--- RECORDS ---
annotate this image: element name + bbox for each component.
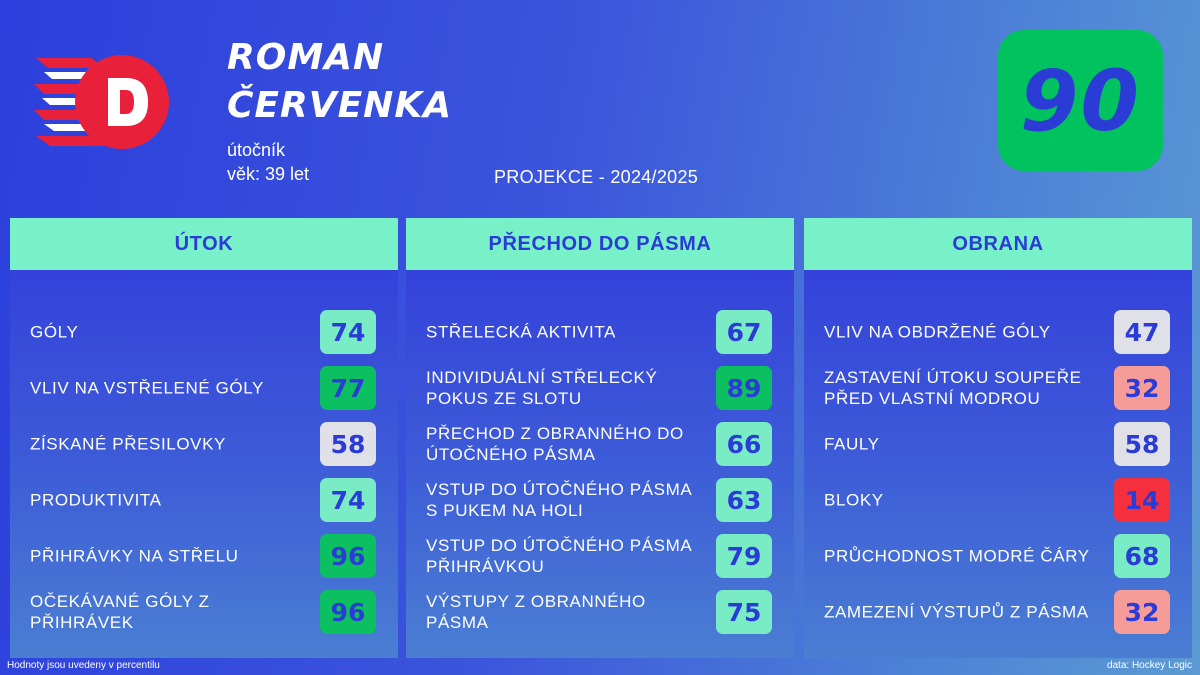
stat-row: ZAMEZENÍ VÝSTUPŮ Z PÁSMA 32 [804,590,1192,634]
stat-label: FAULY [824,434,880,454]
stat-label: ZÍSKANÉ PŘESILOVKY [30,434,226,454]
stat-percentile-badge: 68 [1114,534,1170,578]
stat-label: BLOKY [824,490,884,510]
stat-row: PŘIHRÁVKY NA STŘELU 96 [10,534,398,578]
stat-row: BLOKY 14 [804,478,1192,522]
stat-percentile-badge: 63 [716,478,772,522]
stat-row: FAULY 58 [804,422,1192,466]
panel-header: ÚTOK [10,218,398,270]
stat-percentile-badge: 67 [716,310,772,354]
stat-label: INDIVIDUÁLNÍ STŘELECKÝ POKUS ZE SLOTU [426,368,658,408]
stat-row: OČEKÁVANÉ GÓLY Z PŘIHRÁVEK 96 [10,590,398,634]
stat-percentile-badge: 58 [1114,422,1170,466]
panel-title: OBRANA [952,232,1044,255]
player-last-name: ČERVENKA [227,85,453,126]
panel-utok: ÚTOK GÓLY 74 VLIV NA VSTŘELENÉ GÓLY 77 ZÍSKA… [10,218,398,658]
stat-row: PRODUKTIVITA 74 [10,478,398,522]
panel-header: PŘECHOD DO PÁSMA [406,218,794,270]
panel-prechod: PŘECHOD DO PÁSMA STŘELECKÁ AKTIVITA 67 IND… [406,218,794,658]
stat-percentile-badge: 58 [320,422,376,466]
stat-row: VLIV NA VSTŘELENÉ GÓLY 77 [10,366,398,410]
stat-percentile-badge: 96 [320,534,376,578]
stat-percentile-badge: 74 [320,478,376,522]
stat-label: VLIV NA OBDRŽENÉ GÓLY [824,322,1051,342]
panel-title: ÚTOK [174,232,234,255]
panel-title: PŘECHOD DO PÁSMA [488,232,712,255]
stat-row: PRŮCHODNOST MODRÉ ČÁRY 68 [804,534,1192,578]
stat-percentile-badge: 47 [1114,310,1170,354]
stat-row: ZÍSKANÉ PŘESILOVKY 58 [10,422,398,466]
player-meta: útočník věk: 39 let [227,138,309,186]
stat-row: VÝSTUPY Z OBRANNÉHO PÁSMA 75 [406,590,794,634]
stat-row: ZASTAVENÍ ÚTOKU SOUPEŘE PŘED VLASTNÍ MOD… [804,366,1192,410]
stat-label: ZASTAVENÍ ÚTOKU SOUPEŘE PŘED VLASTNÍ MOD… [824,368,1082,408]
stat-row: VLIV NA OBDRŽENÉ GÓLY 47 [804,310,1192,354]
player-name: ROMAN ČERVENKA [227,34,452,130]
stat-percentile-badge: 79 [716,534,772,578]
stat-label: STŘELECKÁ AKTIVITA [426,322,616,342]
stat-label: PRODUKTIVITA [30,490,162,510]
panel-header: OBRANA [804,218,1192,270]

--- WHAT THE TASK REQUIRES ---
Format every line of the records above as a JSON list of strings, one string per line, with blank lines omitted. Leave the pictures out of the answer.

--- FINISHED ANSWER ---
[
  "annotate this image: element name + bbox for each component.",
  "stat-row: ZAMEZENÍ VÝSTUPŮ Z PÁSMA 32 [804,590,1192,634]",
  "stat-label: FAULY [824,434,880,454]",
  "stat-label: ZÍSKANÉ PŘESILOVKY [30,434,226,454]",
  "stat-percentile-badge: 68 [1114,534,1170,578]",
  "stat-label: BLOKY [824,490,884,510]",
  "stat-row: PŘIHRÁVKY NA STŘELU 96 [10,534,398,578]",
  "stat-row: BLOKY 14 [804,478,1192,522]",
  "stat-percentile-badge: 63 [716,478,772,522]",
  "stat-row: FAULY 58 [804,422,1192,466]",
  "panel-header: ÚTOK [10,218,398,270]",
  "stat-percentile-badge: 67 [716,310,772,354]",
  "stat-label: INDIVIDUÁLNÍ STŘELECKÝ POKUS ZE SLOTU [426,368,658,408]",
  "stat-row: OČEKÁVANÉ GÓLY Z PŘIHRÁVEK 96 [10,590,398,634]",
  "stat-percentile-badge: 58 [1114,422,1170,466]",
  "panel-title: OBRANA [952,232,1044,255]",
  "player-last-name: ČERVENKA [227,85,453,126]",
  "panel-utok: ÚTOK GÓLY 74 VLIV NA VSTŘELENÉ GÓLY 77 ZÍSKA… [10,218,398,658]",
  "stat-row: PRODUKTIVITA 74 [10,478,398,522]",
  "panel-header: PŘECHOD DO PÁSMA [406,218,794,270]",
  "panel-prechod: PŘECHOD DO PÁSMA STŘELECKÁ AKTIVITA 67 IND… [406,218,794,658]",
  "stat-percentile-badge: 58 [320,422,376,466]",
  "stat-row: VLIV NA VSTŘELENÉ GÓLY 77 [10,366,398,410]",
  "stat-percentile-badge: 96 [320,534,376,578]",
  "stat-percentile-badge: 74 [320,478,376,522]",
  "stat-label: VLIV NA OBDRŽENÉ GÓLY [824,322,1051,342]",
  "panel-title: ÚTOK [174,232,234,255]",
  "panel-title: PŘECHOD DO PÁSMA [488,232,712,255]",
  "stat-row: PRŮCHODNOST MODRÉ ČÁRY 68 [804,534,1192,578]",
  "stat-percentile-badge: 47 [1114,310,1170,354]",
  "stat-row: ZÍSKANÉ PŘESILOVKY 58 [10,422,398,466]",
  "player-meta: útočník věk: 39 let [227,138,309,186]",
  "stat-row: VÝSTUPY Z OBRANNÉHO PÁSMA 75 [406,590,794,634]",
  "stat-row: ZASTAVENÍ ÚTOKU SOUPEŘE PŘED VLASTNÍ MOD… [804,366,1192,410]",
  "stat-label: ZASTAVENÍ ÚTOKU SOUPEŘE PŘED VLASTNÍ MOD… [824,368,1082,408]",
  "stat-row: VLIV NA OBDRŽENÉ GÓLY 47 [804,310,1192,354]",
  "player-name: ROMAN ČERVENKA [227,34,452,130]",
  "stat-percentile-badge: 79 [716,534,772,578]",
  "stat-label: STŘELECKÁ AKTIVITA [426,322,616,342]",
  "stat-label: PRODUKTIVITA [30,490,162,510]",
  "panel-header: OBRANA [804,218,1192,270]"
]